Data listing:
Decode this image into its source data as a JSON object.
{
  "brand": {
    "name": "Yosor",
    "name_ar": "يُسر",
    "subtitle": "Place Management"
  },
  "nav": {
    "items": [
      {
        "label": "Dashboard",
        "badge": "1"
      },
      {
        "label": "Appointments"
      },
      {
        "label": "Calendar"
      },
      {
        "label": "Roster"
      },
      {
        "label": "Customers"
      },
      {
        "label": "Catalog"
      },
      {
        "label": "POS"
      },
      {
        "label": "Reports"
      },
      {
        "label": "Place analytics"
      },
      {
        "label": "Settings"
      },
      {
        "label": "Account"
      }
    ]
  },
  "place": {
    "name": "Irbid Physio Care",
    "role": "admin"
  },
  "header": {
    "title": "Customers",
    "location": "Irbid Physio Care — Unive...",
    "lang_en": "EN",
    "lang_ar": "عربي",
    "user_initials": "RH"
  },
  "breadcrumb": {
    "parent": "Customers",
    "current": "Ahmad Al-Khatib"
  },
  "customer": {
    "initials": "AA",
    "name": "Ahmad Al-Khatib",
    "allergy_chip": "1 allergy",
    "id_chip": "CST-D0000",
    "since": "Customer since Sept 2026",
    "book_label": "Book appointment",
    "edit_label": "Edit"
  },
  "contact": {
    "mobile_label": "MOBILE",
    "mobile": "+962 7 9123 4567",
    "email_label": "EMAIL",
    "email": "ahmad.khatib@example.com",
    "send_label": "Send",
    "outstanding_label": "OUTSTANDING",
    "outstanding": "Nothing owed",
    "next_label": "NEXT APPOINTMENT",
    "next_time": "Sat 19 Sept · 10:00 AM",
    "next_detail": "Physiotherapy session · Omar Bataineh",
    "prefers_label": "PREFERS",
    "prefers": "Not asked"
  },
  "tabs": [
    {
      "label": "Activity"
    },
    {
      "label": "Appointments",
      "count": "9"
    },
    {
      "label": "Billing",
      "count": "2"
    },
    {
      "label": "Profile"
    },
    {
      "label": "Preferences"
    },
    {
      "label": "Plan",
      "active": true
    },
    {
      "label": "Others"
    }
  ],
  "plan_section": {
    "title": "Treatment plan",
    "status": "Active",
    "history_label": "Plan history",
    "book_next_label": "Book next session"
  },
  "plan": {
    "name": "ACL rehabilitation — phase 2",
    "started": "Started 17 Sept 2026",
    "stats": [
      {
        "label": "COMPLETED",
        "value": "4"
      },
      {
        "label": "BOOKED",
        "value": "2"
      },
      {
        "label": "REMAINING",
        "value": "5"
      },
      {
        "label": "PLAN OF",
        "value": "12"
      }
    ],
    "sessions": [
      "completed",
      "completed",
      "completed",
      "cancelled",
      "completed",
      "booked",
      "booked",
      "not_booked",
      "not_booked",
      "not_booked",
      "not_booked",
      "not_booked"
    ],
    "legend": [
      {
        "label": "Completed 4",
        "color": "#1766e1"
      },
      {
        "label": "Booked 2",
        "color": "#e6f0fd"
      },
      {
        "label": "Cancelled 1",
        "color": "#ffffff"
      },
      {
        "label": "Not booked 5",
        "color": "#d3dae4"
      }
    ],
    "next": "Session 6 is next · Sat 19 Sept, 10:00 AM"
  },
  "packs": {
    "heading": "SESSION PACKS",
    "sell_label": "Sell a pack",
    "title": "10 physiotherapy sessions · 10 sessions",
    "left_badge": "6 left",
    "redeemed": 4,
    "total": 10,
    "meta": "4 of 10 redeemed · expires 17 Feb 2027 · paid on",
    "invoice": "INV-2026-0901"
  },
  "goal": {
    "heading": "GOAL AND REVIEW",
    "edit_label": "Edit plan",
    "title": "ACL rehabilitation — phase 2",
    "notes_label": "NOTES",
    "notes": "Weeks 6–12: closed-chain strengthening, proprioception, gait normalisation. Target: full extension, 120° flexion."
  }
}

Exercise requirements: Which lines of the data include "Customers"? Copy each of them.

Written solution:
        "label": "Customers"
    "title": "Customers",
    "parent": "Customers",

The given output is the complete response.